## begin Provided records
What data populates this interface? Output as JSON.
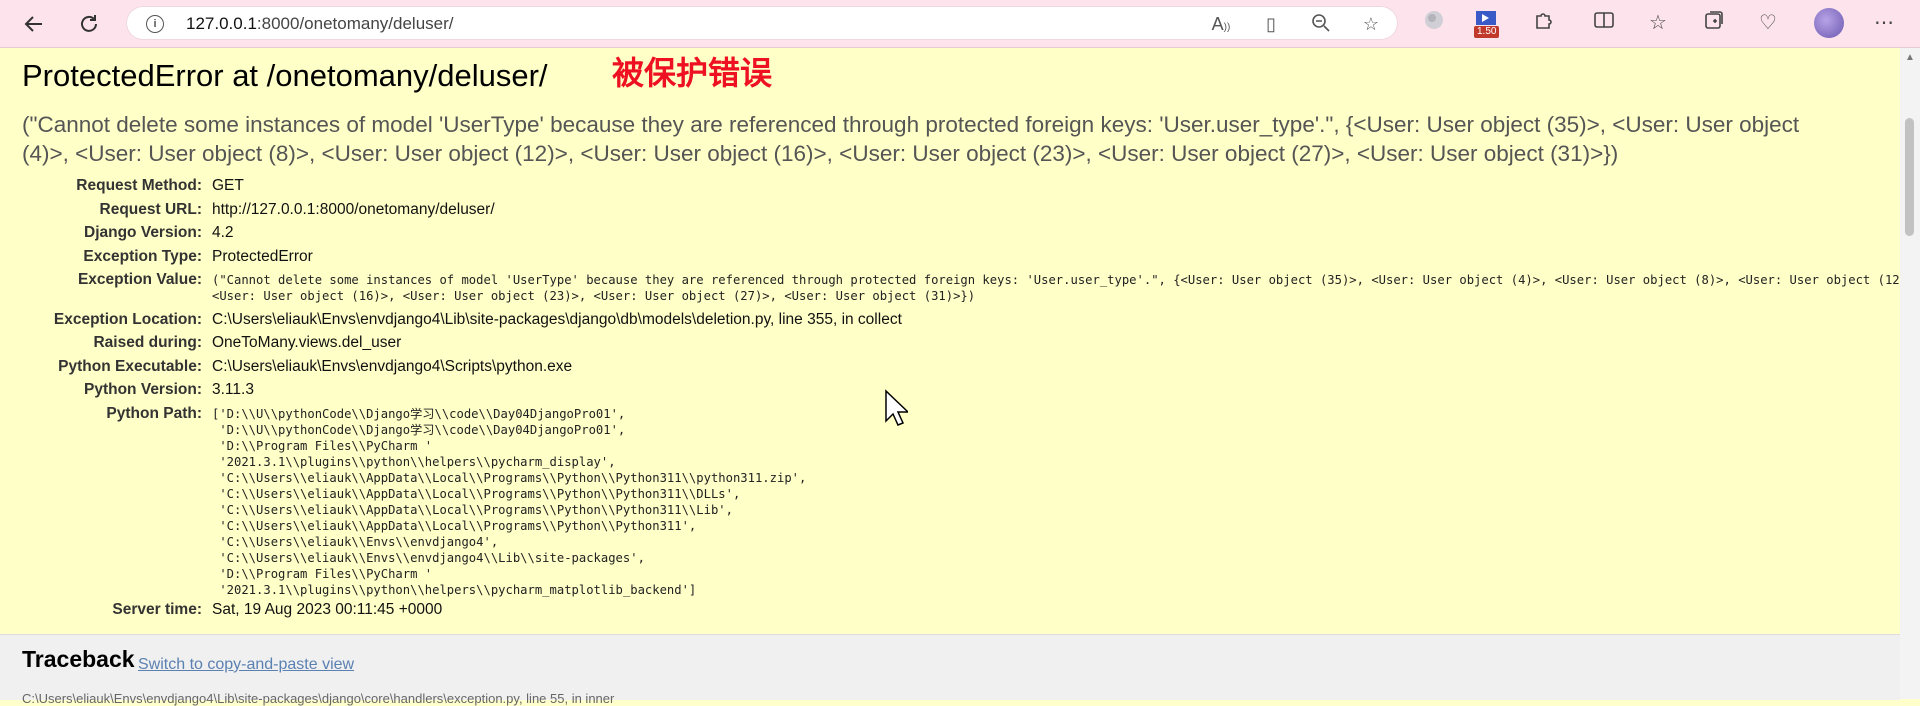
{
  "browser": {
    "url_host": "127.0.0.1",
    "url_rest": ":8000/onetomany/deluser/",
    "download_badge": "1.50",
    "icons": [
      "back-icon",
      "refresh-icon",
      "info-icon",
      "read-aloud-icon",
      "immersive-reader-icon",
      "zoom-icon",
      "favorite-icon",
      "extension-puzzle-icon",
      "split-screen-icon",
      "favorites-icon",
      "collections-icon",
      "health-icon",
      "menu-icon"
    ]
  },
  "page": {
    "title": "ProtectedError at /onetomany/deluser/",
    "annotation": "被保护错误",
    "exception_summary": "(\"Cannot delete some instances of model 'UserType' because they are referenced through protected foreign keys: 'User.user_type'.\", {<User: User object (35)>, <User: User object (4)>, <User: User object (8)>, <User: User object (12)>, <User: User object (16)>, <User: User object (23)>, <User: User object (27)>, <User: User object (31)>})",
    "meta": {
      "request_method_label": "Request Method:",
      "request_method": "GET",
      "request_url_label": "Request URL:",
      "request_url": "http://127.0.0.1:8000/onetomany/deluser/",
      "django_version_label": "Django Version:",
      "django_version": "4.2",
      "exception_type_label": "Exception Type:",
      "exception_type": "ProtectedError",
      "exception_value_label": "Exception Value:",
      "exception_value": "(\"Cannot delete some instances of model 'UserType' because they are referenced through protected foreign keys: 'User.user_type'.\", {<User: User object (35)>, <User: User object (4)>, <User: User object (8)>, <User: User object (12)>,\n<User: User object (16)>, <User: User object (23)>, <User: User object (27)>, <User: User object (31)>})",
      "exception_location_label": "Exception Location:",
      "exception_location": "C:\\Users\\eliauk\\Envs\\envdjango4\\Lib\\site-packages\\django\\db\\models\\deletion.py, line 355, in collect",
      "raised_during_label": "Raised during:",
      "raised_during": "OneToMany.views.del_user",
      "python_executable_label": "Python Executable:",
      "python_executable": "C:\\Users\\eliauk\\Envs\\envdjango4\\Scripts\\python.exe",
      "python_version_label": "Python Version:",
      "python_version": "3.11.3",
      "python_path_label": "Python Path:",
      "python_path": "['D:\\\\U\\\\pythonCode\\\\Django学习\\\\code\\\\Day04DjangoPro01',\n 'D:\\\\U\\\\pythonCode\\\\Django学习\\\\code\\\\Day04DjangoPro01',\n 'D:\\\\Program Files\\\\PyCharm '\n '2021.3.1\\\\plugins\\\\python\\\\helpers\\\\pycharm_display',\n 'C:\\\\Users\\\\eliauk\\\\AppData\\\\Local\\\\Programs\\\\Python\\\\Python311\\\\python311.zip',\n 'C:\\\\Users\\\\eliauk\\\\AppData\\\\Local\\\\Programs\\\\Python\\\\Python311\\\\DLLs',\n 'C:\\\\Users\\\\eliauk\\\\AppData\\\\Local\\\\Programs\\\\Python\\\\Python311\\\\Lib',\n 'C:\\\\Users\\\\eliauk\\\\AppData\\\\Local\\\\Programs\\\\Python\\\\Python311',\n 'C:\\\\Users\\\\eliauk\\\\Envs\\\\envdjango4',\n 'C:\\\\Users\\\\eliauk\\\\Envs\\\\envdjango4\\\\Lib\\\\site-packages',\n 'D:\\\\Program Files\\\\PyCharm '\n '2021.3.1\\\\plugins\\\\python\\\\helpers\\\\pycharm_matplotlib_backend']",
      "server_time_label": "Server time:",
      "server_time": "Sat, 19 Aug 2023 00:11:45 +0000"
    },
    "traceback_heading": "Traceback",
    "traceback_link": "Switch to copy-and-paste view",
    "traceback_cut_line": "C:\\Users\\eliauk\\Envs\\envdjango4\\Lib\\site-packages\\django\\core\\handlers\\exception.py, line 55, in inner"
  },
  "colors": {
    "chrome_bg": "#fde3ec",
    "page_bg": "#ffffc8",
    "annotation": "#ee1122",
    "link": "#5b80b2"
  }
}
## end Provided records
Leave out the pictures and transcribe everything else exactly.

Result for this task
What data populates this interface? Output as JSON.
{
  "browser": {
    "url_host": "127.0.0.1",
    "url_rest": ":8000/onetomany/deluser/",
    "download_badge": "1.50",
    "icons": [
      "back-icon",
      "refresh-icon",
      "info-icon",
      "read-aloud-icon",
      "immersive-reader-icon",
      "zoom-icon",
      "favorite-icon",
      "extension-puzzle-icon",
      "split-screen-icon",
      "favorites-icon",
      "collections-icon",
      "health-icon",
      "menu-icon"
    ]
  },
  "page": {
    "title": "ProtectedError at /onetomany/deluser/",
    "annotation": "被保护错误",
    "exception_summary": "(\"Cannot delete some instances of model 'UserType' because they are referenced through protected foreign keys: 'User.user_type'.\", {<User: User object (35)>, <User: User object (4)>, <User: User object (8)>, <User: User object (12)>, <User: User object (16)>, <User: User object (23)>, <User: User object (27)>, <User: User object (31)>})",
    "meta": {
      "request_method_label": "Request Method:",
      "request_method": "GET",
      "request_url_label": "Request URL:",
      "request_url": "http://127.0.0.1:8000/onetomany/deluser/",
      "django_version_label": "Django Version:",
      "django_version": "4.2",
      "exception_type_label": "Exception Type:",
      "exception_type": "ProtectedError",
      "exception_value_label": "Exception Value:",
      "exception_value": "(\"Cannot delete some instances of model 'UserType' because they are referenced through protected foreign keys: 'User.user_type'.\", {<User: User object (35)>, <User: User object (4)>, <User: User object (8)>, <User: User object (12)>,\n<User: User object (16)>, <User: User object (23)>, <User: User object (27)>, <User: User object (31)>})",
      "exception_location_label": "Exception Location:",
      "exception_location": "C:\\Users\\eliauk\\Envs\\envdjango4\\Lib\\site-packages\\django\\db\\models\\deletion.py, line 355, in collect",
      "raised_during_label": "Raised during:",
      "raised_during": "OneToMany.views.del_user",
      "python_executable_label": "Python Executable:",
      "python_executable": "C:\\Users\\eliauk\\Envs\\envdjango4\\Scripts\\python.exe",
      "python_version_label": "Python Version:",
      "python_version": "3.11.3",
      "python_path_label": "Python Path:",
      "python_path": "['D:\\\\U\\\\pythonCode\\\\Django学习\\\\code\\\\Day04DjangoPro01',\n 'D:\\\\U\\\\pythonCode\\\\Django学习\\\\code\\\\Day04DjangoPro01',\n 'D:\\\\Program Files\\\\PyCharm '\n '2021.3.1\\\\plugins\\\\python\\\\helpers\\\\pycharm_display',\n 'C:\\\\Users\\\\eliauk\\\\AppData\\\\Local\\\\Programs\\\\Python\\\\Python311\\\\python311.zip',\n 'C:\\\\Users\\\\eliauk\\\\AppData\\\\Local\\\\Programs\\\\Python\\\\Python311\\\\DLLs',\n 'C:\\\\Users\\\\eliauk\\\\AppData\\\\Local\\\\Programs\\\\Python\\\\Python311\\\\Lib',\n 'C:\\\\Users\\\\eliauk\\\\AppData\\\\Local\\\\Programs\\\\Python\\\\Python311',\n 'C:\\\\Users\\\\eliauk\\\\Envs\\\\envdjango4',\n 'C:\\\\Users\\\\eliauk\\\\Envs\\\\envdjango4\\\\Lib\\\\site-packages',\n 'D:\\\\Program Files\\\\PyCharm '\n '2021.3.1\\\\plugins\\\\python\\\\helpers\\\\pycharm_matplotlib_backend']",
      "server_time_label": "Server time:",
      "server_time": "Sat, 19 Aug 2023 00:11:45 +0000"
    },
    "traceback_heading": "Traceback",
    "traceback_link": "Switch to copy-and-paste view",
    "traceback_cut_line": "C:\\Users\\eliauk\\Envs\\envdjango4\\Lib\\site-packages\\django\\core\\handlers\\exception.py, line 55, in inner"
  },
  "colors": {
    "chrome_bg": "#fde3ec",
    "page_bg": "#ffffc8",
    "annotation": "#ee1122",
    "link": "#5b80b2"
  }
}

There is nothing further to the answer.